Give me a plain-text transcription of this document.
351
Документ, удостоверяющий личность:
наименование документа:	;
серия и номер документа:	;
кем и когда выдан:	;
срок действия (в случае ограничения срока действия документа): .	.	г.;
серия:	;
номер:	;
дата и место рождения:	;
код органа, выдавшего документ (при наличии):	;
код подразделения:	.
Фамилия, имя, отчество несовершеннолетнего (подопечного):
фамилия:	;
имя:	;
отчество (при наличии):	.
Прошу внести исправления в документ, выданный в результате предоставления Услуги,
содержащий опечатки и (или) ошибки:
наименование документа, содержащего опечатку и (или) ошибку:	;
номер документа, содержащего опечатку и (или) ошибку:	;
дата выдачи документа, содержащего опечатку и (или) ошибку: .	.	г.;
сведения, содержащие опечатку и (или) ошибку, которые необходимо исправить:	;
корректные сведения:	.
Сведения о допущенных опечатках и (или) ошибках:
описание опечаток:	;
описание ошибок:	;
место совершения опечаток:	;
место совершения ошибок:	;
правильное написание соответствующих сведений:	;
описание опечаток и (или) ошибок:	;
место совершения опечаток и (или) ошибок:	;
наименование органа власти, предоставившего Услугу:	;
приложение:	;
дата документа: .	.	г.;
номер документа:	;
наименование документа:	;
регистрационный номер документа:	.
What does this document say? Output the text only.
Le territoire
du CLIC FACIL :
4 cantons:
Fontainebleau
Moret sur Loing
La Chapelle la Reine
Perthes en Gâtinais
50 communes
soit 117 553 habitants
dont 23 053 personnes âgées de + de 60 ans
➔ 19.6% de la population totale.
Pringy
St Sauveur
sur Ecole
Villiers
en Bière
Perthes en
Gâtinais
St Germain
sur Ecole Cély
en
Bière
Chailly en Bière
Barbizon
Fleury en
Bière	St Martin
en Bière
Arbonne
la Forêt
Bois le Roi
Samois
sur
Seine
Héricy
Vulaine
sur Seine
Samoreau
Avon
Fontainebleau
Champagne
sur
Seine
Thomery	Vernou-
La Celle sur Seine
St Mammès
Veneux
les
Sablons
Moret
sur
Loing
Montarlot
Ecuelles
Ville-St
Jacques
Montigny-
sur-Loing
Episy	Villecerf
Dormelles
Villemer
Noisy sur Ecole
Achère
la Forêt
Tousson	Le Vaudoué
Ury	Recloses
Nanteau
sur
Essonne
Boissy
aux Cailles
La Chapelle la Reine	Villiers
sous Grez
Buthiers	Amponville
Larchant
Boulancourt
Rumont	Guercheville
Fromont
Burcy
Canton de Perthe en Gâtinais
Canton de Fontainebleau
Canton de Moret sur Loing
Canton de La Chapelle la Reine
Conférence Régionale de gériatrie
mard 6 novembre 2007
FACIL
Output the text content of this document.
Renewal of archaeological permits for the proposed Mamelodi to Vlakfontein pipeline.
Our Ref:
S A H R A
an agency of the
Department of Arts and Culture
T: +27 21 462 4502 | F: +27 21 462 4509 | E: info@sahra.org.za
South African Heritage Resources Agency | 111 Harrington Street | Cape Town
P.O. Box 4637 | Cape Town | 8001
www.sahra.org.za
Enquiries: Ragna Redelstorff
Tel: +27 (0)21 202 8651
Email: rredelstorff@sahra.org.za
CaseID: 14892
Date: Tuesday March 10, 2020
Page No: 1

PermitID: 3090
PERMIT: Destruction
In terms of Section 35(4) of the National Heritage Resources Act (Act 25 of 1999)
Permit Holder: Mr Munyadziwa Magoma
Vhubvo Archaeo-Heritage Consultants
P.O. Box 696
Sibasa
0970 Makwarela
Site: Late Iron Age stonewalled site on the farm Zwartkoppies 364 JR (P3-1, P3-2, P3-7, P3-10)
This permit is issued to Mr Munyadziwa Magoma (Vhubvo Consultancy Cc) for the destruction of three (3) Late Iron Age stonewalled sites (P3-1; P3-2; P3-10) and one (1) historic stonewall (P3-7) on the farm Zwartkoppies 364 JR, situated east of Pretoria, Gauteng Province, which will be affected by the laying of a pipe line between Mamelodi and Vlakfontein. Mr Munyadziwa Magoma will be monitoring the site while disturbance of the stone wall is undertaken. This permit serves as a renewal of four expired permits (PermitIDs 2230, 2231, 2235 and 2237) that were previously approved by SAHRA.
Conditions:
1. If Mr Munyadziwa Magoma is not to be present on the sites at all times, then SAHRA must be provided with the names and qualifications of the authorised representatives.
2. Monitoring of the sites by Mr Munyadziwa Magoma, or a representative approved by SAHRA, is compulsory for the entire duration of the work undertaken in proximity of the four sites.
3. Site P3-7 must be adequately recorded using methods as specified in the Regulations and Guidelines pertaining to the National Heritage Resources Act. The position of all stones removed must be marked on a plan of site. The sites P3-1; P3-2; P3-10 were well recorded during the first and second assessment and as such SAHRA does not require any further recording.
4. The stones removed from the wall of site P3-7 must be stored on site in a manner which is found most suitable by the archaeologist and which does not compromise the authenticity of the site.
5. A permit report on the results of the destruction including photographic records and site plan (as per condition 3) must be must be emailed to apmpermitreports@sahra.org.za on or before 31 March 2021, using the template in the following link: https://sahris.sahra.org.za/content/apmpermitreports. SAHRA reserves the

*-*-*

Goal of the exercise: Pull every line containing "Town" from the data.

Solution:
South African Heritage Resources Agency | 111 Harrington Street | Cape Town
P.O. Box 4637 | Cape Town | 8001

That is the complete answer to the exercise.